→ **WHAT IS ASKED**
Among the lines of these entries, how many hold the word "bottom"? State only the number.

══ MATERIAL PROVIDED ══

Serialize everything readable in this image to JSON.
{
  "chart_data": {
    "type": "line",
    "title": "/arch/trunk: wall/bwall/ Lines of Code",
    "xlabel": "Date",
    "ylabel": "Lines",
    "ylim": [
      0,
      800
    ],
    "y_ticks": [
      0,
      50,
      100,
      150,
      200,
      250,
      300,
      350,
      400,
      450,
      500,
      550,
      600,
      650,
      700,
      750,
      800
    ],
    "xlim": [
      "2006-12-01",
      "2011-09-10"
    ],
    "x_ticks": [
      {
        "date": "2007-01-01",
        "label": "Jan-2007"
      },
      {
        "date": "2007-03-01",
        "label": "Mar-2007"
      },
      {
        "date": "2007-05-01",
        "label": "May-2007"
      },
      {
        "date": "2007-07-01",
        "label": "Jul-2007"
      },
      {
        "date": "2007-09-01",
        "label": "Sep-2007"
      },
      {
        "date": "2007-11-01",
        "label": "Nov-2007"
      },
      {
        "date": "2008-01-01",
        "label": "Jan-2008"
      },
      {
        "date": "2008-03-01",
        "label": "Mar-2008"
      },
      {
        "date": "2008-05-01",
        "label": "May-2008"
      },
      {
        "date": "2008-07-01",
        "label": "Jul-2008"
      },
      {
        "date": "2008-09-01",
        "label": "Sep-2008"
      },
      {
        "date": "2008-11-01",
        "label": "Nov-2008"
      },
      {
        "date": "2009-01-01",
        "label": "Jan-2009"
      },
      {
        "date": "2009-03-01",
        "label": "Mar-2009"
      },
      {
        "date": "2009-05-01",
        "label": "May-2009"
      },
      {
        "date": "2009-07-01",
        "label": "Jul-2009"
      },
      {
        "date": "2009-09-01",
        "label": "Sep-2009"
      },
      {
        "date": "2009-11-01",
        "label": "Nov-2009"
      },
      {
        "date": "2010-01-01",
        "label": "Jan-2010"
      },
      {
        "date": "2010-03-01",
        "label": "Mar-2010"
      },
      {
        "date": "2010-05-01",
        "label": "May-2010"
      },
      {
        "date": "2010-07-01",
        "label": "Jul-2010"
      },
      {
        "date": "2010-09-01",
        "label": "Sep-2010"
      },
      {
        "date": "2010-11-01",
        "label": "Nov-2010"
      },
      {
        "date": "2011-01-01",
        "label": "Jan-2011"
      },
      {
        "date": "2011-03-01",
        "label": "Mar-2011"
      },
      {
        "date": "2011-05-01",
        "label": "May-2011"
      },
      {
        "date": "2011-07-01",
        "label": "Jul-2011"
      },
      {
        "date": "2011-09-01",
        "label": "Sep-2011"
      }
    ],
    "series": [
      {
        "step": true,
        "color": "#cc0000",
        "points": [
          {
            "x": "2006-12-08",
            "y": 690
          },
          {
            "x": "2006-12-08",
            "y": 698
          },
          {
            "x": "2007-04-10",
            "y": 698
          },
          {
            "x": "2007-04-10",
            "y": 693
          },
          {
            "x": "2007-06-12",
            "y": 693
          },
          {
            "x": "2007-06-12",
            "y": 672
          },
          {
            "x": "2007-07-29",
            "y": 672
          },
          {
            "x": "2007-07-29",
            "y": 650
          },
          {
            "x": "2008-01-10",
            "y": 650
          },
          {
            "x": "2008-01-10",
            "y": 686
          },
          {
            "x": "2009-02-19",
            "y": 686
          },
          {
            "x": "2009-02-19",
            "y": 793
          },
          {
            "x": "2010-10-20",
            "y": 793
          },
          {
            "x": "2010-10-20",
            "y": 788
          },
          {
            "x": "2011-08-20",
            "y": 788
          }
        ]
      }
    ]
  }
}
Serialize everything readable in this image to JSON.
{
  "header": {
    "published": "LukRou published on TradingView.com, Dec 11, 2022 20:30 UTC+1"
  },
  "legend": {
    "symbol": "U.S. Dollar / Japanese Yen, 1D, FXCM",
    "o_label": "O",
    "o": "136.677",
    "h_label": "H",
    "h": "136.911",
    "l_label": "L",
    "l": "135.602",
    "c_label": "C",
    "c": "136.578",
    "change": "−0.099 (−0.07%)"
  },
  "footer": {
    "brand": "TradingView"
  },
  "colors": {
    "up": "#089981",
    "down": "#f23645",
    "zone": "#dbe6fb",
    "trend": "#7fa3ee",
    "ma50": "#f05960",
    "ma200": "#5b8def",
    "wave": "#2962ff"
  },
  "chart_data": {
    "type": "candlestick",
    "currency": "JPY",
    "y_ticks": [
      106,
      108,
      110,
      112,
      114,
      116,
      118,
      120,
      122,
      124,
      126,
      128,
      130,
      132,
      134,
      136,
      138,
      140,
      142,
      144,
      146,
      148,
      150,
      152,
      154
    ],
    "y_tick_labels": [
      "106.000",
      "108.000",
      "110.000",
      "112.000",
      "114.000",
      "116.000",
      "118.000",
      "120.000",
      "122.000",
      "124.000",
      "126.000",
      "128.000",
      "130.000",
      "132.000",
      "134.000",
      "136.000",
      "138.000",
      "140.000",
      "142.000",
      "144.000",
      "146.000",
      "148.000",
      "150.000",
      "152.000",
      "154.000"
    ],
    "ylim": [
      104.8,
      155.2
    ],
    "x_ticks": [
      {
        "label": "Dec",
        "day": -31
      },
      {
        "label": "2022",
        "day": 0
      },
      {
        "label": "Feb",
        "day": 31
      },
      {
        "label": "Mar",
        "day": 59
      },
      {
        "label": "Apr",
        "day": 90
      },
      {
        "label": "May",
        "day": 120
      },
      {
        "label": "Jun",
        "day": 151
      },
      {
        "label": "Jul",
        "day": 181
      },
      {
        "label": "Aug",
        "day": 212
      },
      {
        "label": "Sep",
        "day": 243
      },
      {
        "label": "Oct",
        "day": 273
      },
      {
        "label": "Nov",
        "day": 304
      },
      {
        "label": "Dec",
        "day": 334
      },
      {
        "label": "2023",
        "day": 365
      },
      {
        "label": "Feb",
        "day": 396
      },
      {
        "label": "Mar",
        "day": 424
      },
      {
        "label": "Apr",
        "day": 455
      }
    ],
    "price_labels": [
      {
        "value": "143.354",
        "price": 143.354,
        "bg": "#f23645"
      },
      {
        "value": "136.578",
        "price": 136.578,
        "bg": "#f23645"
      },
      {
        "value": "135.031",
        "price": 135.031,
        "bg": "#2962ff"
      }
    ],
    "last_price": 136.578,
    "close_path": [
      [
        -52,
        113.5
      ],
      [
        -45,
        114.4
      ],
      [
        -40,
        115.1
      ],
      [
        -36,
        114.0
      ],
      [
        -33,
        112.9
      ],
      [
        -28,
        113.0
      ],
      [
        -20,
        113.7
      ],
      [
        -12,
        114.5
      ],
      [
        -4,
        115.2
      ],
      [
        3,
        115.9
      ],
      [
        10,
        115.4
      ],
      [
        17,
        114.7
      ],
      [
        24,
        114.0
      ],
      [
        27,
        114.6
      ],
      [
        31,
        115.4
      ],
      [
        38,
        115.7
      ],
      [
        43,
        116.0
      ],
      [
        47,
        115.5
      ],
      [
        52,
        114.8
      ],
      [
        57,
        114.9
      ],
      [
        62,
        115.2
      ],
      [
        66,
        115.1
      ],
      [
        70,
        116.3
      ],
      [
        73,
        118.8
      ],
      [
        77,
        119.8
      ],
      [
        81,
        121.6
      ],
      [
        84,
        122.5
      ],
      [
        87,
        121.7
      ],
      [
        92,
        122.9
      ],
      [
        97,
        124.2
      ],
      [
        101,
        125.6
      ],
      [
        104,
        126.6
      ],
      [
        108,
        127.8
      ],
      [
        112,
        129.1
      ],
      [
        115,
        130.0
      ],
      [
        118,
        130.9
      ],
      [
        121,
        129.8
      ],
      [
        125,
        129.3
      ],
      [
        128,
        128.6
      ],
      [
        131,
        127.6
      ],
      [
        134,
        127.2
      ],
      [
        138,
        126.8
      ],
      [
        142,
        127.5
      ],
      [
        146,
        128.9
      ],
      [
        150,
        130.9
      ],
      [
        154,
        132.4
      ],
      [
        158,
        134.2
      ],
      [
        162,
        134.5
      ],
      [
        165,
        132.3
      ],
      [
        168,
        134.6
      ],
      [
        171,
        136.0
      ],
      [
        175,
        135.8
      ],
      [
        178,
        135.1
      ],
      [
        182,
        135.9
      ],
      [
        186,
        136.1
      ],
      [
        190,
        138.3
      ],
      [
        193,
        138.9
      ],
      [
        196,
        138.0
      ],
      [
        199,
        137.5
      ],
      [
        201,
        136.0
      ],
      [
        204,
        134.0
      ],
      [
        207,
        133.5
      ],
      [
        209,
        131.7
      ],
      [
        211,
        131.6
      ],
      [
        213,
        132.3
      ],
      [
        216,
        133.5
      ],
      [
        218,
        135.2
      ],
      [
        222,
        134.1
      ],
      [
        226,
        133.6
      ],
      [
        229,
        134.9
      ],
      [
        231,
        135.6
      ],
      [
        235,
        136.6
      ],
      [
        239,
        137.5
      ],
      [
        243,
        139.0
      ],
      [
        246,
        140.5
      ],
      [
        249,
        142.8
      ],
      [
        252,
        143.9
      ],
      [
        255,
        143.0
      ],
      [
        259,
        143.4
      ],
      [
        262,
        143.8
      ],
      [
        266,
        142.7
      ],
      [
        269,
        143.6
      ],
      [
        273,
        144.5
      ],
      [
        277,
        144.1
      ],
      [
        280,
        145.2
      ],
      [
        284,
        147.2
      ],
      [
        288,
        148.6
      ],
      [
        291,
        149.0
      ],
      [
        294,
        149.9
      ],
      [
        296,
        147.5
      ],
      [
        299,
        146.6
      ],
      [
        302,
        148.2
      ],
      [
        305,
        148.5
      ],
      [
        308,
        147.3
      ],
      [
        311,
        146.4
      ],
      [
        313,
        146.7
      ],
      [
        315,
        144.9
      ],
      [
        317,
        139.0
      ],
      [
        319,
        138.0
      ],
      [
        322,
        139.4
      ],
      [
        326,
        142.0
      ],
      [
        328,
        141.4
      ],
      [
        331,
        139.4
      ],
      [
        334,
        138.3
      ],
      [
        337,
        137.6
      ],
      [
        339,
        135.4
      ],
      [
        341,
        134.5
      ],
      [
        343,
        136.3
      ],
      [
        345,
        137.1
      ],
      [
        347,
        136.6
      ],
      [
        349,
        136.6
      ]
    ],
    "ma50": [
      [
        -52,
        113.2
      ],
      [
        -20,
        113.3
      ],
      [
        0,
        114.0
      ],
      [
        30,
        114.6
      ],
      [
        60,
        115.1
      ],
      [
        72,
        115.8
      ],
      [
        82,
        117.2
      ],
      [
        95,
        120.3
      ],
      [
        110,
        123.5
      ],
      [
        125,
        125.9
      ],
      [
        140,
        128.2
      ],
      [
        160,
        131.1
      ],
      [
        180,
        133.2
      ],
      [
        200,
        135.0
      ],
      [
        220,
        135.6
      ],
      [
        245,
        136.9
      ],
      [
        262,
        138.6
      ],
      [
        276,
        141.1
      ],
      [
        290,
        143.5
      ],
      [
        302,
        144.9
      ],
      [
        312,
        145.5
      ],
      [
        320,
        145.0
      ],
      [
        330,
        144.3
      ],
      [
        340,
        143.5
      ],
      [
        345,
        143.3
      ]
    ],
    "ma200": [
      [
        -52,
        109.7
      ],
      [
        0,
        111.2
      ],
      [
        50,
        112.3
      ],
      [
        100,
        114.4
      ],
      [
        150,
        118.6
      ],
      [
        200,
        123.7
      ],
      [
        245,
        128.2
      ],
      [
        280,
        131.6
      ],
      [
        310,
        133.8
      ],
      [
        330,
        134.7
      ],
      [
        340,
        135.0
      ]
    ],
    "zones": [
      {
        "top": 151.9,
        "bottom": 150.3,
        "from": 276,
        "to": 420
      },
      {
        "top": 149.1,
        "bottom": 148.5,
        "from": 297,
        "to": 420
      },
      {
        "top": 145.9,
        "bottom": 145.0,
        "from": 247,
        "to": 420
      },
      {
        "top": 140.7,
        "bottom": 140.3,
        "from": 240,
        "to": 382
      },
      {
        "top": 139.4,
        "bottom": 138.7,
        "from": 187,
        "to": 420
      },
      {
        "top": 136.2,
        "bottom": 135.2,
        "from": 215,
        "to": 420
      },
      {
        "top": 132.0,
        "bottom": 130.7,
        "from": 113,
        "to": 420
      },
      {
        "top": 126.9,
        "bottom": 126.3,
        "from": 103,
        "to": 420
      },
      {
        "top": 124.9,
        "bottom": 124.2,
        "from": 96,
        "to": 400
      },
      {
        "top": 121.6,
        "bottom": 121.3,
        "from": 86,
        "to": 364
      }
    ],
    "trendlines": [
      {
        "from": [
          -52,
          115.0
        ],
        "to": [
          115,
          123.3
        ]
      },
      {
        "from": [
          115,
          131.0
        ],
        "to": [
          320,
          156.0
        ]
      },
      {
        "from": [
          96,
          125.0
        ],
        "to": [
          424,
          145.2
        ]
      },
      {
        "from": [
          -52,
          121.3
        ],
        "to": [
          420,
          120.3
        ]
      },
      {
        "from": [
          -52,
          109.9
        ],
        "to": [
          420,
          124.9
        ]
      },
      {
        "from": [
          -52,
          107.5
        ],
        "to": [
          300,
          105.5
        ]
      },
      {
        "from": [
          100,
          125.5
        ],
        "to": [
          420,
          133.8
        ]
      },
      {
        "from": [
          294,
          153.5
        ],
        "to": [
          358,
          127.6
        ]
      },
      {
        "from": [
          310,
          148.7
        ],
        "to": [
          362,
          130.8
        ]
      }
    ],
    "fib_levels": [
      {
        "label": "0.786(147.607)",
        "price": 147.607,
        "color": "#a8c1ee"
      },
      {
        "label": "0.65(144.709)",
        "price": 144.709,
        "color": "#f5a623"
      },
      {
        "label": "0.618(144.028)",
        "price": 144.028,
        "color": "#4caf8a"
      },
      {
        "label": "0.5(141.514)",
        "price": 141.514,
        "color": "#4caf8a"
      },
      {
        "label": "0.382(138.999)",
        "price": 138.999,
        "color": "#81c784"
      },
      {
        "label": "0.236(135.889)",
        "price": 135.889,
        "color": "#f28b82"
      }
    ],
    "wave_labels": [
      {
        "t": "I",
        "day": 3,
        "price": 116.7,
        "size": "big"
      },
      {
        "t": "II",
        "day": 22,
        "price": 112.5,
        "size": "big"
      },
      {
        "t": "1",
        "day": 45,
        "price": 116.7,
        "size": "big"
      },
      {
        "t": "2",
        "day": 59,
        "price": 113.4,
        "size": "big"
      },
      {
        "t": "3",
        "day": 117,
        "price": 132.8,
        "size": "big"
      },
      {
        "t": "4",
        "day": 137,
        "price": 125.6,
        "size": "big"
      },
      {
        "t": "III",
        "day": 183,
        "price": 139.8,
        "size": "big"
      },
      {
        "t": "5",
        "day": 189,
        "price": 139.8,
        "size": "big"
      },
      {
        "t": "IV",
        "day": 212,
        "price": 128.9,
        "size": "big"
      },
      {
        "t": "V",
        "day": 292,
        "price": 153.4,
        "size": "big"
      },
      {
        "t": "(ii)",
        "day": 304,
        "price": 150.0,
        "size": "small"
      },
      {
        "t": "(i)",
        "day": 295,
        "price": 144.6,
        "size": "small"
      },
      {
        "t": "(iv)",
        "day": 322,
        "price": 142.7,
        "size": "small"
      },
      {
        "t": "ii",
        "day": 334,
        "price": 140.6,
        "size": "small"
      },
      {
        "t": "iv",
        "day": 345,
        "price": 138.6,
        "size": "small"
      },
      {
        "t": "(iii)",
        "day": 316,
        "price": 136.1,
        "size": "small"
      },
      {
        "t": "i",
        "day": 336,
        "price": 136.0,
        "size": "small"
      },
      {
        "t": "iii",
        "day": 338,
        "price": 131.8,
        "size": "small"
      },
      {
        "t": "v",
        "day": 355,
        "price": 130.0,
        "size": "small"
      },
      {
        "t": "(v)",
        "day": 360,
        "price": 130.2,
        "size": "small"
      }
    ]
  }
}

═══

→ **SOLUTION FOR THIS EXERCISE**
10